▶ DO THIS
Output all records precisely as written.

— begin RECORDS FOR THIS EXERCISE —

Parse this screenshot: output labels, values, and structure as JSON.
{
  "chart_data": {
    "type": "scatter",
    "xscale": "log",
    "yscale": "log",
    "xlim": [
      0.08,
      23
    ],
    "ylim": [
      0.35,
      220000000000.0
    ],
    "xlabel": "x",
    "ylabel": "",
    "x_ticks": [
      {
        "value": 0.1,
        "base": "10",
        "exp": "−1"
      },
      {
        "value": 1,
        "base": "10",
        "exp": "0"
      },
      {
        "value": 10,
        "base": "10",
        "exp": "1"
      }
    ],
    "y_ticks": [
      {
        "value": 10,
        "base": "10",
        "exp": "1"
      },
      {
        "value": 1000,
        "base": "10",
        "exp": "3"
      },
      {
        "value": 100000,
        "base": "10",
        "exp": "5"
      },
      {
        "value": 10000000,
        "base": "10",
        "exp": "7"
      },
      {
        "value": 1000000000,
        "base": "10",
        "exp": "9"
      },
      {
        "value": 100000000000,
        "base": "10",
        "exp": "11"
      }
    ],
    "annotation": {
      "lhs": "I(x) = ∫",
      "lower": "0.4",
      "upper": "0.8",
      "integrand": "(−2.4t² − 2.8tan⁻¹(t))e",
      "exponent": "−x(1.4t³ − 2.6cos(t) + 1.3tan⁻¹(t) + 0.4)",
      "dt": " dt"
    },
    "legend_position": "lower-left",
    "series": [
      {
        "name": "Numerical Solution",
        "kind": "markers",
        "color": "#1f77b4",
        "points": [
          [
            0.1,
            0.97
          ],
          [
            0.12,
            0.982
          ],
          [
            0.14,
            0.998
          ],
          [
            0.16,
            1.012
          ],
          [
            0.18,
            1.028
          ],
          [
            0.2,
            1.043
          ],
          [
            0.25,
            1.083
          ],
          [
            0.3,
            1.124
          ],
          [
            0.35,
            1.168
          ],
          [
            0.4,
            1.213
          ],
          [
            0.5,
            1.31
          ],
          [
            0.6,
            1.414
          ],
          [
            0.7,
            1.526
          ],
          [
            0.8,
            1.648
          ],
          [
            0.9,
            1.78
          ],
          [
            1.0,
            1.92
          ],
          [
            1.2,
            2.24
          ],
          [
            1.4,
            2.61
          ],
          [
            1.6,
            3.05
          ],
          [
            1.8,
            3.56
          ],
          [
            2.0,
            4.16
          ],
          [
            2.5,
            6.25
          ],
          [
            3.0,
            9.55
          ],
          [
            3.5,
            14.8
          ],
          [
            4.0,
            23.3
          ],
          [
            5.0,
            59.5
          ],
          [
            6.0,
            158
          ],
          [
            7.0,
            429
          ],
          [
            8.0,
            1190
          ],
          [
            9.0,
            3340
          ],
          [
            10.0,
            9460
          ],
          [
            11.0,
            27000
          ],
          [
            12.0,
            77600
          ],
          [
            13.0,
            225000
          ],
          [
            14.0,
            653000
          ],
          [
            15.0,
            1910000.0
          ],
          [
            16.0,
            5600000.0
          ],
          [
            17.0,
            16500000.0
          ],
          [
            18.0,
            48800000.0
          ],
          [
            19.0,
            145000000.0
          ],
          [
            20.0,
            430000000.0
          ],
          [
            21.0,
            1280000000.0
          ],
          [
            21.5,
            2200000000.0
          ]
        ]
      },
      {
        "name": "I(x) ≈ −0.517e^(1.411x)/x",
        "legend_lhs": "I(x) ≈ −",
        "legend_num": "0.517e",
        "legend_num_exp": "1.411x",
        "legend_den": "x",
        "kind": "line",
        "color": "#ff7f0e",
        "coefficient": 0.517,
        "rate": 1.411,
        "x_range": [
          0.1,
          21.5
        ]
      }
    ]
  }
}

— end RECORDS FOR THIS EXERCISE —

▶ SOLUTION TO THIS PROBLEM
Parse this screenshot: output labels, values, and structure as JSON.
{
  "chart_data": {
    "type": "scatter",
    "xscale": "log",
    "yscale": "log",
    "xlim": [
      0.08,
      23
    ],
    "ylim": [
      0.35,
      220000000000.0
    ],
    "xlabel": "x",
    "ylabel": "",
    "x_ticks": [
      {
        "value": 0.1,
        "base": "10",
        "exp": "−1"
      },
      {
        "value": 1,
        "base": "10",
        "exp": "0"
      },
      {
        "value": 10,
        "base": "10",
        "exp": "1"
      }
    ],
    "y_ticks": [
      {
        "value": 10,
        "base": "10",
        "exp": "1"
      },
      {
        "value": 1000,
        "base": "10",
        "exp": "3"
      },
      {
        "value": 100000,
        "base": "10",
        "exp": "5"
      },
      {
        "value": 10000000,
        "base": "10",
        "exp": "7"
      },
      {
        "value": 1000000000,
        "base": "10",
        "exp": "9"
      },
      {
        "value": 100000000000,
        "base": "10",
        "exp": "11"
      }
    ],
    "annotation": {
      "lhs": "I(x) = ∫",
      "lower": "0.4",
      "upper": "0.8",
      "integrand": "(−2.4t² − 2.8tan⁻¹(t))e",
      "exponent": "−x(1.4t³ − 2.6cos(t) + 1.3tan⁻¹(t) + 0.4)",
      "dt": " dt"
    },
    "legend_position": "lower-left",
    "series": [
      {
        "name": "Numerical Solution",
        "kind": "markers",
        "color": "#1f77b4",
        "points": [
          [
            0.1,
            0.97
          ],
          [
            0.12,
            0.982
          ],
          [
            0.14,
            0.998
          ],
          [
            0.16,
            1.012
          ],
          [
            0.18,
            1.028
          ],
          [
            0.2,
            1.043
          ],
          [
            0.25,
            1.083
          ],
          [
            0.3,
            1.124
          ],
          [
            0.35,
            1.168
          ],
          [
            0.4,
            1.213
          ],
          [
            0.5,
            1.31
          ],
          [
            0.6,
            1.414
          ],
          [
            0.7,
            1.526
          ],
          [
            0.8,
            1.648
          ],
          [
            0.9,
            1.78
          ],
          [
            1.0,
            1.92
          ],
          [
            1.2,
            2.24
          ],
          [
            1.4,
            2.61
          ],
          [
            1.6,
            3.05
          ],
          [
            1.8,
            3.56
          ],
          [
            2.0,
            4.16
          ],
          [
            2.5,
            6.25
          ],
          [
            3.0,
            9.55
          ],
          [
            3.5,
            14.8
          ],
          [
            4.0,
            23.3
          ],
          [
            5.0,
            59.5
          ],
          [
            6.0,
            158
          ],
          [
            7.0,
            429
          ],
          [
            8.0,
            1190
          ],
          [
            9.0,
            3340
          ],
          [
            10.0,
            9460
          ],
          [
            11.0,
            27000
          ],
          [
            12.0,
            77600
          ],
          [
            13.0,
            225000
          ],
          [
            14.0,
            653000
          ],
          [
            15.0,
            1910000.0
          ],
          [
            16.0,
            5600000.0
          ],
          [
            17.0,
            16500000.0
          ],
          [
            18.0,
            48800000.0
          ],
          [
            19.0,
            145000000.0
          ],
          [
            20.0,
            430000000.0
          ],
          [
            21.0,
            1280000000.0
          ],
          [
            21.5,
            2200000000.0
          ]
        ]
      },
      {
        "name": "I(x) ≈ −0.517e^(1.411x)/x",
        "legend_lhs": "I(x) ≈ −",
        "legend_num": "0.517e",
        "legend_num_exp": "1.411x",
        "legend_den": "x",
        "kind": "line",
        "color": "#ff7f0e",
        "coefficient": 0.517,
        "rate": 1.411,
        "x_range": [
          0.1,
          21.5
        ]
      }
    ]
  }
}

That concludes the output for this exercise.